What is asked:
Using the records below, locate all lines containing "programa" and return them.

[Data excerpts]
------------------------------------------------------------

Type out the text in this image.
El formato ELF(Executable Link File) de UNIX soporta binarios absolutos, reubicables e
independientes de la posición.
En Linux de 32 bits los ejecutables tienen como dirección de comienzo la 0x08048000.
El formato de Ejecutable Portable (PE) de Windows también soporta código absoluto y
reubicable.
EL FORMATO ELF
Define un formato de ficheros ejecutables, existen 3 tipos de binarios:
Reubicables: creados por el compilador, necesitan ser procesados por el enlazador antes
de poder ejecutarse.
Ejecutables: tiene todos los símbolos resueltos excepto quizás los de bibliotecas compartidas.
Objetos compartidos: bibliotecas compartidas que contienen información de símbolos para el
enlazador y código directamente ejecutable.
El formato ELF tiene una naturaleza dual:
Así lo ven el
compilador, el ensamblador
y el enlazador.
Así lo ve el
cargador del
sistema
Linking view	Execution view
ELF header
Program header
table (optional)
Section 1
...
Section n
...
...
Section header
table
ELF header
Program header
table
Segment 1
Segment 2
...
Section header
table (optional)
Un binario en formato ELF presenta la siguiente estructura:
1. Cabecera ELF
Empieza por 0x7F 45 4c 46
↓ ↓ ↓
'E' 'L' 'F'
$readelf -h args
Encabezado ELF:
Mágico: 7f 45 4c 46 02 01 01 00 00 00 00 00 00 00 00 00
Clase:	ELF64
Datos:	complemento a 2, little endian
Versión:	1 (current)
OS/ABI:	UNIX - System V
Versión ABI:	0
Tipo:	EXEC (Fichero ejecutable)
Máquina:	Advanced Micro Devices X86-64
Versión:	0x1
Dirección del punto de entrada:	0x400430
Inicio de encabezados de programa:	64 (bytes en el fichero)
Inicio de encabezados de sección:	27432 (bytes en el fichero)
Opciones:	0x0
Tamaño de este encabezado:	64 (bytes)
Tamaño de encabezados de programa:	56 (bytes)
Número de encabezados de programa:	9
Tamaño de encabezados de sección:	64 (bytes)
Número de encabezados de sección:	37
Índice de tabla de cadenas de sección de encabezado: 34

------------------------------------------------------------

The response:
Inicio de encabezados de programa:	64 (bytes en el fichero)
Tamaño de encabezados de programa:	56 (bytes)
Número de encabezados de programa:	9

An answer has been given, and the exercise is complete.